▶ WHAT THIS TASK INVOLVES:
Locate the word "JSON" in the entries below, then gather every line that holds it.

======

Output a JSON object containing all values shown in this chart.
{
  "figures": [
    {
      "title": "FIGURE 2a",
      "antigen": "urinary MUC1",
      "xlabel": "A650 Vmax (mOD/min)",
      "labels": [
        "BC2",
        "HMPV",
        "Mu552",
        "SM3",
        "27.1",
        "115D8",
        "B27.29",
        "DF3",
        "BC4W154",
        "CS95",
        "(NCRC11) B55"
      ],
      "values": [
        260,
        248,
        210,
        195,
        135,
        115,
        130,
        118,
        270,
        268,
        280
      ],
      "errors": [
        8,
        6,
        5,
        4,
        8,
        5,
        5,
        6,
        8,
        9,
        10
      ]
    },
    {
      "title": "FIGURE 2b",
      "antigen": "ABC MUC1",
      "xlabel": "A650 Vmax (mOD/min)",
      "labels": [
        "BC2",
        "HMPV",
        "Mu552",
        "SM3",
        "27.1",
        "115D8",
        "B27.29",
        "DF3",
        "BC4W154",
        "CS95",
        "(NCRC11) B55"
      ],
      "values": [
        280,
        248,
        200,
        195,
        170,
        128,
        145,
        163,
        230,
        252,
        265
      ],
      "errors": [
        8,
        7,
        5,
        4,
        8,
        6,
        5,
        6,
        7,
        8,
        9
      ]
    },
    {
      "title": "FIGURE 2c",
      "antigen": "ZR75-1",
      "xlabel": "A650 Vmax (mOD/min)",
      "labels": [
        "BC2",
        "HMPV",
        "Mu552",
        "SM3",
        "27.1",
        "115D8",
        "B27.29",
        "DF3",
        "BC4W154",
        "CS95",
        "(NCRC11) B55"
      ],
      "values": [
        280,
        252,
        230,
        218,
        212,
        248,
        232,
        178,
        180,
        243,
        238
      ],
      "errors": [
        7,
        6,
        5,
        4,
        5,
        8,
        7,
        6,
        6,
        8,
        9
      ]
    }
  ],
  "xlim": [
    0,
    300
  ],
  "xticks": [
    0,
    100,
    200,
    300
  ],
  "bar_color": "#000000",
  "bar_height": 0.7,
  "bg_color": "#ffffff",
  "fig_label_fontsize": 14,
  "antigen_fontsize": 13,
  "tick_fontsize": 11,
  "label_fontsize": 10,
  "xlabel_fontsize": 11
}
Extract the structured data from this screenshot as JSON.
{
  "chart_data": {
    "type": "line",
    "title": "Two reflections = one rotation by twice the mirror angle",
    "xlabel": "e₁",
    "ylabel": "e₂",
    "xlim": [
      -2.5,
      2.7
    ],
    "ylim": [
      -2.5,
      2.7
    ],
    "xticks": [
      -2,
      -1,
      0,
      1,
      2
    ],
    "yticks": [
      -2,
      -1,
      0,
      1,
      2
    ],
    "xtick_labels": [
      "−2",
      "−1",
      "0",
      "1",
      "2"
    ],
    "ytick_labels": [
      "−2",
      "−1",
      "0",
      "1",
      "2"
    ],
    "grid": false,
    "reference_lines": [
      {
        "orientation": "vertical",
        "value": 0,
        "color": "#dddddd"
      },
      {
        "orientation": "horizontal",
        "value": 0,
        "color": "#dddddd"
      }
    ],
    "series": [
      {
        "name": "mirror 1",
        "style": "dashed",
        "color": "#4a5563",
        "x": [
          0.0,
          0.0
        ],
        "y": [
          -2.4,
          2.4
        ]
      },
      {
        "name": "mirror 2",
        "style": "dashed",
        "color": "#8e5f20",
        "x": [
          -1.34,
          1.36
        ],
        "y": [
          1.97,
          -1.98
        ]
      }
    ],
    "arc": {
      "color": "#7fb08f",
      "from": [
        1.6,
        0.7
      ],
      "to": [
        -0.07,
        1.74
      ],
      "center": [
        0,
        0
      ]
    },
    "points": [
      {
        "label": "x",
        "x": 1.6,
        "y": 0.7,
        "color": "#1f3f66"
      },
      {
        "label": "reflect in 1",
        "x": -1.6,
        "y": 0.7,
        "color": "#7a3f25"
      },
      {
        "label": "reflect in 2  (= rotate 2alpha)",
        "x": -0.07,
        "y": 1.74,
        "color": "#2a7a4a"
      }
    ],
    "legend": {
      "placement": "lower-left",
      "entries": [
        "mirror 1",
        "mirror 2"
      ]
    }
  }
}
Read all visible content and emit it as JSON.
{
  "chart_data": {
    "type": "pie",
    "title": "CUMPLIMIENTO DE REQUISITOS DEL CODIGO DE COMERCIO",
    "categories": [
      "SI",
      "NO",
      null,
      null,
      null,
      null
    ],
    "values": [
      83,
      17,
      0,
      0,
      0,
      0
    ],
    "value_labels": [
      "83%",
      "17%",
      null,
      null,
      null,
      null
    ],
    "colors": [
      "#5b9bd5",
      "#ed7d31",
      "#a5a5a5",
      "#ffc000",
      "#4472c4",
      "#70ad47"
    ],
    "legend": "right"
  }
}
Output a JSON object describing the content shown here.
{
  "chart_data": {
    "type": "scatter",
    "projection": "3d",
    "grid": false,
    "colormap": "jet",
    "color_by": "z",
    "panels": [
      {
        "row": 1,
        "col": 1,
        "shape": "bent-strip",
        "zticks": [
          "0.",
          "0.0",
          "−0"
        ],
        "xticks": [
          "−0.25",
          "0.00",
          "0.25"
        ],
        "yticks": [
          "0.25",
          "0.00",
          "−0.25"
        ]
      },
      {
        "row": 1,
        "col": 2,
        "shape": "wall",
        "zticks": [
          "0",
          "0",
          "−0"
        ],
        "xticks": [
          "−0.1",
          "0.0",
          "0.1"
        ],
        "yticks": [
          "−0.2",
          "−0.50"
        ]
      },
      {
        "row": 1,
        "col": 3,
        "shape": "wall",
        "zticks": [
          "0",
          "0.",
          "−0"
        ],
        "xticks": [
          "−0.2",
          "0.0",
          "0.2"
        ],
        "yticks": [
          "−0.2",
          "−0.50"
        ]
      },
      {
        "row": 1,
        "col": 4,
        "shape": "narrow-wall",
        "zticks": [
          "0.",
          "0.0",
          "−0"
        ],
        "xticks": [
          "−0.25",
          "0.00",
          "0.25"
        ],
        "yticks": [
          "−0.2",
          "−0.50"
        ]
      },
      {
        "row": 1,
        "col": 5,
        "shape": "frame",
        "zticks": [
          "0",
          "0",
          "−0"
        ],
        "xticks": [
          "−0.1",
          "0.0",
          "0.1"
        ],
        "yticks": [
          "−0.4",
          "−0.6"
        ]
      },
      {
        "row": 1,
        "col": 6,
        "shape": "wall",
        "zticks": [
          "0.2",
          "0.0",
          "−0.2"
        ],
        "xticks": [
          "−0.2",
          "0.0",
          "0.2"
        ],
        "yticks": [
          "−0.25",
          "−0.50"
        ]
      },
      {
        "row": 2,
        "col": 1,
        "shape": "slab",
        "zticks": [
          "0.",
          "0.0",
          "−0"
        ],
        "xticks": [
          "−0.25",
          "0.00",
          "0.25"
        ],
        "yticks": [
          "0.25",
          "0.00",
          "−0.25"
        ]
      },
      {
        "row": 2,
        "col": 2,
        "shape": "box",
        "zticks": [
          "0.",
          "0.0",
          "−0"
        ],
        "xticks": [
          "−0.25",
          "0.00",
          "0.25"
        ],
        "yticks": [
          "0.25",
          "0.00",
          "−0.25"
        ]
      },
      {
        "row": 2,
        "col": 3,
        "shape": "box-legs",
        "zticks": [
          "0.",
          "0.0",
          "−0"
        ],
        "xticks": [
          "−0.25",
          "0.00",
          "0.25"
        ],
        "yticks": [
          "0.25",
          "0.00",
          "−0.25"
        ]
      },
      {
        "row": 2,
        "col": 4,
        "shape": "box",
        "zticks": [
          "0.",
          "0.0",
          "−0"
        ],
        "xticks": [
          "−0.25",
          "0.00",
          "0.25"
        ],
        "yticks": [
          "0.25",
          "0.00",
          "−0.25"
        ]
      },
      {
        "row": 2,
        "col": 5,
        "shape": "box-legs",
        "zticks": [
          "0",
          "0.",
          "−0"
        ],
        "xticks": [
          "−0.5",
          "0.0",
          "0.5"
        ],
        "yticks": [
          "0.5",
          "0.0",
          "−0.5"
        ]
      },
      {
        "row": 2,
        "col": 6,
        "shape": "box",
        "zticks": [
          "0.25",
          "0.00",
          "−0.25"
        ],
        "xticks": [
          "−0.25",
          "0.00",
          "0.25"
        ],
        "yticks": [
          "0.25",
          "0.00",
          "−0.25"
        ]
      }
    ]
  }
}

======

▶ COMPLETE RESPONSE:
Output a JSON object containing all values shown in this chart.
Extract the structured data from this screenshot as JSON.
Read all visible content and emit it as JSON.
Output a JSON object describing the content shown here.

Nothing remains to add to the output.